→ Consigne brève A: Traduisez en anglais cette phrase de l'extrait sur le figuier : « Et dans le temps du figuier, dernière sagesse : ce presque-rien, cet à-peine-perceptible, de la première montée de la première sève. »
→ Consigne brève B: Répétez tel quel, s'il vous plaît, le passage des entrées qui s'ouvre avec leur première ligne et se termine avec la ligne contenant « The fixing recess 110 is at (731, 242). », ces deux bornes incluses.

→ Extrait:
Petite parabole à notre usage selon Marc : le figuier – le figuier qui, rappelons-le, est l’arbre de la sagesse, c’est sous le figuier que se reposait Nathanaël qui ruminait avant de rencontrer – quel éblouissement ! – Jésus, le Fils de l’homme, le roi d’Israël – le figuier, autre sagesse, qui préserve la pudeur : Adam et Ève, quand ils se sont aperçus qu’ils étaient bêtement tout nus et pas fiers de l’être, ne se sont-ils pas bricolé des pagnes en feuillage de figuier pour paraître présentables ? Et dans le temps du figuier, dernière sagesse : ce presque-rien, cet à-peine-perceptible, de la première montée de la première sève. Sans se raconter de fadaises, la lucidité croyante repère ces « jeunes pousses »(6) si prometteuses. Et il y en a dans notre monde “starless and bibleblack”, comme dit le poète Dylan Thomas(7), notre monde « sans étoile et d’un noir de Bible ».

→ Matériel d'exercice:
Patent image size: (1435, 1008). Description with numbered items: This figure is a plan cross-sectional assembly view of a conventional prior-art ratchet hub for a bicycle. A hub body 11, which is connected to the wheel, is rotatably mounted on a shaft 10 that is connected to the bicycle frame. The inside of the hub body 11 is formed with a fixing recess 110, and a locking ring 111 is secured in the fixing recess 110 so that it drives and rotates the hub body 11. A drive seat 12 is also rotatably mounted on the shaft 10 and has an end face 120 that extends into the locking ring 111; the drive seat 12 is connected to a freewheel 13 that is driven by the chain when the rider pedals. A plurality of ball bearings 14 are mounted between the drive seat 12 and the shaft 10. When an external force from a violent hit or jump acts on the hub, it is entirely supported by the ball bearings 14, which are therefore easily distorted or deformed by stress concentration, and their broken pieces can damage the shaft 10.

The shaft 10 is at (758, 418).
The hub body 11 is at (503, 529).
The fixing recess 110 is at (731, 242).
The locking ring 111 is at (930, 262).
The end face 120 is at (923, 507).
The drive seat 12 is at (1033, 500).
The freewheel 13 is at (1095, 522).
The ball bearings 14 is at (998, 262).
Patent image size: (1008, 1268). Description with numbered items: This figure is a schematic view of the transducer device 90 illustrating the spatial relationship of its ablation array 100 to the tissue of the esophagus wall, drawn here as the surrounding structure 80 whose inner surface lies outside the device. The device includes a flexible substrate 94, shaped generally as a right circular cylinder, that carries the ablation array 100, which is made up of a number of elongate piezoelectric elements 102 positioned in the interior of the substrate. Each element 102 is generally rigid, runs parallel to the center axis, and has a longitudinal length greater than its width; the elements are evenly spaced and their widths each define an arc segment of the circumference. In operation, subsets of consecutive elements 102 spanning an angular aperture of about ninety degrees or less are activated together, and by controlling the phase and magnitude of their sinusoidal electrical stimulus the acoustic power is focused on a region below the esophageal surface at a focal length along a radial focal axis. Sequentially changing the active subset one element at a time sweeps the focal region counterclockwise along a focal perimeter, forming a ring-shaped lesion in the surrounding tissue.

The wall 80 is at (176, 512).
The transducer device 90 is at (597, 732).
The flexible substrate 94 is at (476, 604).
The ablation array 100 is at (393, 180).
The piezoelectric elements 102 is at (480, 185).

→ Résultat attendu A: And in the time of the fig tree, a final wisdom: this almost-nothing, this barely-perceptible, of the first rising of the first sap.

→ Résultat attendu B:
Patent image size: (1435, 1008). Description with numbered items: This figure is a plan cross-sectional assembly view of a conventional prior-art ratchet hub for a bicycle. A hub body 11, which is connected to the wheel, is rotatably mounted on a shaft 10 that is connected to the bicycle frame. The inside of the hub body 11 is formed with a fixing recess 110, and a locking ring 111 is secured in the fixing recess 110 so that it drives and rotates the hub body 11. A drive seat 12 is also rotatably mounted on the shaft 10 and has an end face 120 that extends into the locking ring 111; the drive seat 12 is connected to a freewheel 13 that is driven by the chain when the rider pedals. A plurality of ball bearings 14 are mounted between the drive seat 12 and the shaft 10. When an external force from a violent hit or jump acts on the hub, it is entirely supported by the ball bearings 14, which are therefore easily distorted or deformed by stress concentration, and their broken pieces can damage the shaft 10.

The shaft 10 is at (758, 418).
The hub body 11 is at (503, 529).
The fixing recess 110 is at (731, 242).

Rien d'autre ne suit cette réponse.